— BEGIN RECORDS TO PROCESS —

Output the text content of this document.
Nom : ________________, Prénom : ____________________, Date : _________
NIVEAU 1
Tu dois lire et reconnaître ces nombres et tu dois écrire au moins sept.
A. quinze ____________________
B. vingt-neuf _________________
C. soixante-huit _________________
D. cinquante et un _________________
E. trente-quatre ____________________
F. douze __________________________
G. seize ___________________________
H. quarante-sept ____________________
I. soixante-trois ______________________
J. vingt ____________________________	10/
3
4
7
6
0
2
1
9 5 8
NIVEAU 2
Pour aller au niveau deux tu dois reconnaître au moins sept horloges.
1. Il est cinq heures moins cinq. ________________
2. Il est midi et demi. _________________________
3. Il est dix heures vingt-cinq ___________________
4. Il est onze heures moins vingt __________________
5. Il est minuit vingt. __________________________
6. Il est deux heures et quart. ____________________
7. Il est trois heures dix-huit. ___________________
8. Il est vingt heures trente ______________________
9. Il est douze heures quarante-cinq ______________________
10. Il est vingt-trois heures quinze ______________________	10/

— END RECORDS TO PROCESS —
— BEGIN RECORDS TO PROCESS —

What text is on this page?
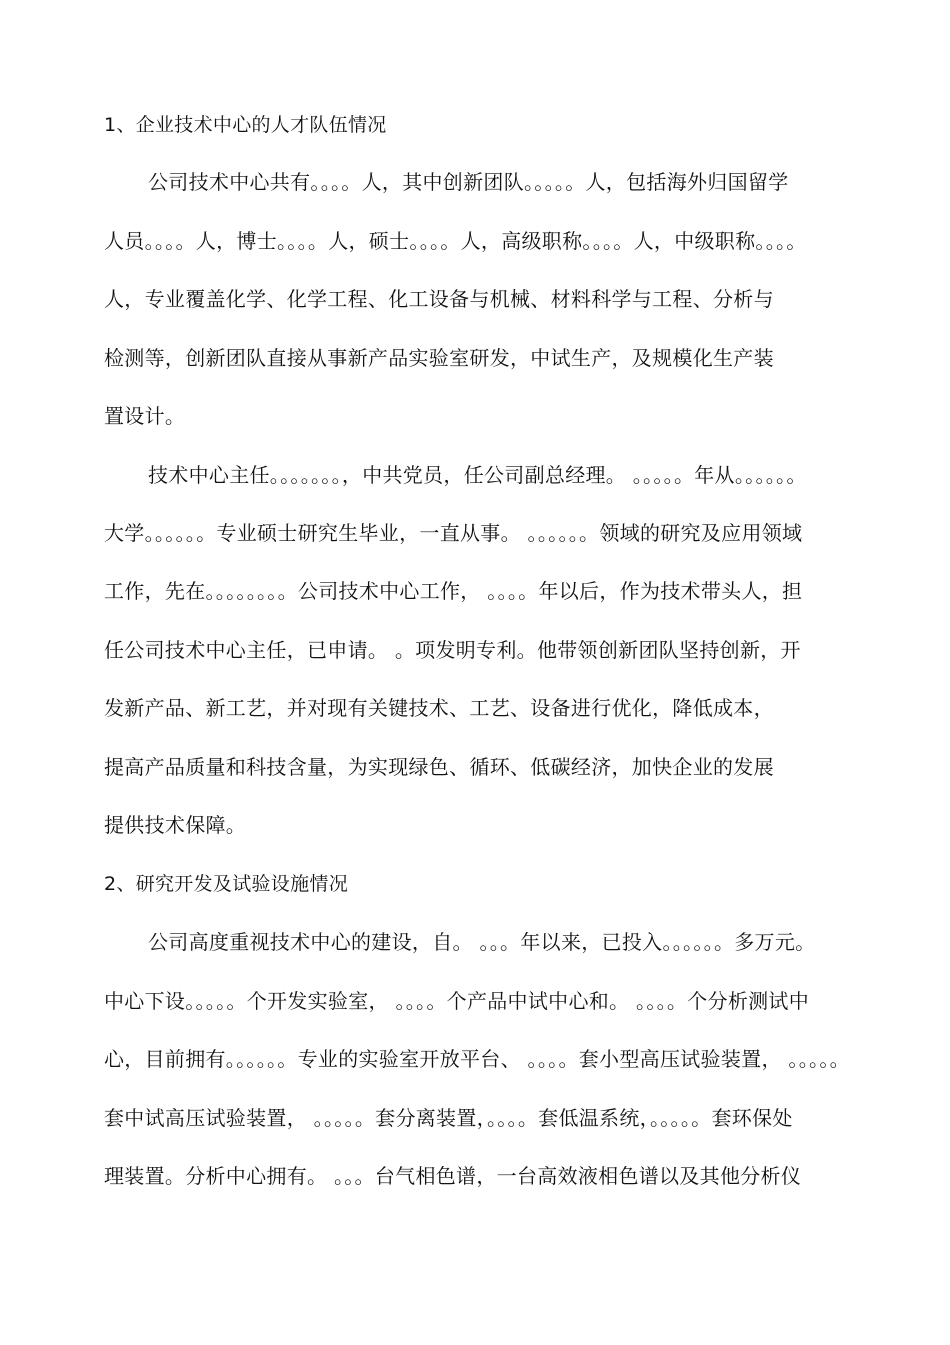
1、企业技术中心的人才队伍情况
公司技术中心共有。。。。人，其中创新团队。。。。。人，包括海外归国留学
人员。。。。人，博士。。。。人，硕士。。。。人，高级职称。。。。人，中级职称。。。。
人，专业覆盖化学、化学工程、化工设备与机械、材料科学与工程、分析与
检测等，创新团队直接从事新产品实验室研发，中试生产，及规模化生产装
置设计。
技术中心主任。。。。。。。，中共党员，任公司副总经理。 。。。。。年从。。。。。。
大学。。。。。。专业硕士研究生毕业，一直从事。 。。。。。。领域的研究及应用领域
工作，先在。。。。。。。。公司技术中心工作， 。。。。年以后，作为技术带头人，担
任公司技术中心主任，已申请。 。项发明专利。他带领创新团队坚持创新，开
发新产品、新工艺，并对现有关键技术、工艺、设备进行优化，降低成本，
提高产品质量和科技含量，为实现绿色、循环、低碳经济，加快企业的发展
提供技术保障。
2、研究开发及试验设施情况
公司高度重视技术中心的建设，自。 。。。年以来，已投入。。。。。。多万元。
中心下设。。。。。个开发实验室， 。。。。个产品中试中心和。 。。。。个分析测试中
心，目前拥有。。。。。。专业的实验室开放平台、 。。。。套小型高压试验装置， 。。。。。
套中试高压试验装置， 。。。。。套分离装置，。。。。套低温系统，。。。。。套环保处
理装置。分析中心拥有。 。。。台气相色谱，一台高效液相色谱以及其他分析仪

— END RECORDS TO PROCESS —
— BEGIN RECORDS TO PROCESS —

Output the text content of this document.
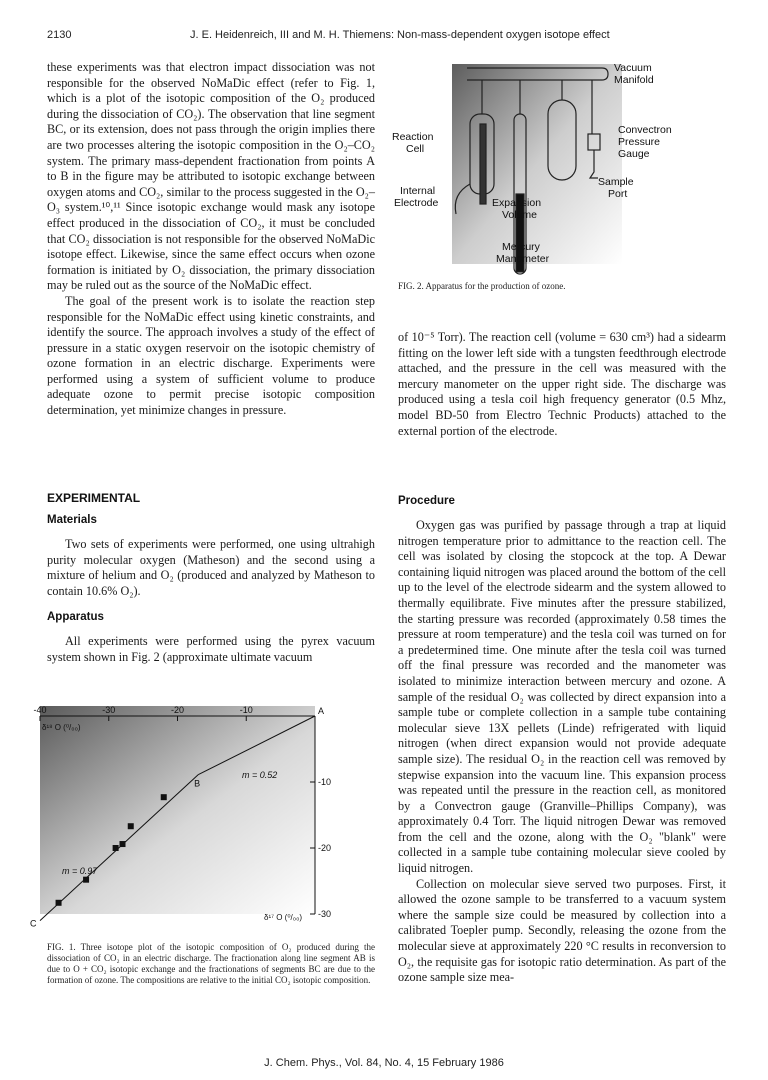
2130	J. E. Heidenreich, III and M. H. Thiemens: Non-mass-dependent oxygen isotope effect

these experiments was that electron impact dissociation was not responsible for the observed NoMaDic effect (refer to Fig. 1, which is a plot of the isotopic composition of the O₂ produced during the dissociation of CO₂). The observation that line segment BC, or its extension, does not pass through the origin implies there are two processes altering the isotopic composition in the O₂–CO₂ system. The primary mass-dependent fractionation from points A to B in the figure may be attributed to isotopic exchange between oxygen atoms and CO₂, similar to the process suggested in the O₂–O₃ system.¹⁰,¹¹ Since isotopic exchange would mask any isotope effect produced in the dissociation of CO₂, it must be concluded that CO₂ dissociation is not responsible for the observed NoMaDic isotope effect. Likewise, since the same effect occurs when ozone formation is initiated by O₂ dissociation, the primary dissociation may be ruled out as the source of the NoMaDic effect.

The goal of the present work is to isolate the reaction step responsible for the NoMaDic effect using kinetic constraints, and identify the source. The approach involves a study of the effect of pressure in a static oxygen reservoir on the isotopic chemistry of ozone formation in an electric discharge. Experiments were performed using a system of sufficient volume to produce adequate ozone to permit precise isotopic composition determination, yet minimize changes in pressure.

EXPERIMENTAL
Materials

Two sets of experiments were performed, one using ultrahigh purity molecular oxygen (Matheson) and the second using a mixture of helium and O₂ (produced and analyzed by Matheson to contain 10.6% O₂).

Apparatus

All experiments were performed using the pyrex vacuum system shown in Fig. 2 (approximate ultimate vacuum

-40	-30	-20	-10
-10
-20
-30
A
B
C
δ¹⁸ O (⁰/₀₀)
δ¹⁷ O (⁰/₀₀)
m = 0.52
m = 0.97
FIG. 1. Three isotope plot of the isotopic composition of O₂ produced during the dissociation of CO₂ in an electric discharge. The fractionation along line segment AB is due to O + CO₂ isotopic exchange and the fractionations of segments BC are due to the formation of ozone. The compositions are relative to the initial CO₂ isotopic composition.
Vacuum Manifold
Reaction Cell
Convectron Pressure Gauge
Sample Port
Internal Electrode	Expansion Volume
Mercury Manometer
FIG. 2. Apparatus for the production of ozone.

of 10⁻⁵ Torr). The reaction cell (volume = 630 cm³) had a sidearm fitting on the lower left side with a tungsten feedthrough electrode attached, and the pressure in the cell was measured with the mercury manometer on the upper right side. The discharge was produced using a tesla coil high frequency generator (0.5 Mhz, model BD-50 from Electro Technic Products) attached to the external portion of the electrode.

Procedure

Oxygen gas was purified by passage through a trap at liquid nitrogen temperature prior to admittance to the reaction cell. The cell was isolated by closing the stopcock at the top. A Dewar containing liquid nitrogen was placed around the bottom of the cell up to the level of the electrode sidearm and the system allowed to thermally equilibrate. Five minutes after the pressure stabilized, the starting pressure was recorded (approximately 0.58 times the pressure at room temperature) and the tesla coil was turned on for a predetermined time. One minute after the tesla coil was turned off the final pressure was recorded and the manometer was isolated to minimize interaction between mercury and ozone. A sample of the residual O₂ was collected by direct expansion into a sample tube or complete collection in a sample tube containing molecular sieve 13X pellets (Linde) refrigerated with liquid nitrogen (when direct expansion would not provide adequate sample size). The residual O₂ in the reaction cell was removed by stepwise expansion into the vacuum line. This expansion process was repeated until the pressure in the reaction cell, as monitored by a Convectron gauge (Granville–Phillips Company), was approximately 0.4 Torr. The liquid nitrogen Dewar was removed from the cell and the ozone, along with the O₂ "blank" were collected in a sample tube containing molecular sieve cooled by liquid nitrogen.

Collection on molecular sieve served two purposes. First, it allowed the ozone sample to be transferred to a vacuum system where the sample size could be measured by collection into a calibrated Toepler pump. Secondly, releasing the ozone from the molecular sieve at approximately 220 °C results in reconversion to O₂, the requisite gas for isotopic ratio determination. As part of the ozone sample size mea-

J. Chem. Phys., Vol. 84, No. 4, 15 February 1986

— END RECORDS TO PROCESS —

**INSTRUCTIONS TO FOLLOW**
Search the records for the word "trente", then list every line that has it.

**COMPLETE RESPONSE**
E. trente-quatre ____________________
8. Il est vingt heures trente ______________________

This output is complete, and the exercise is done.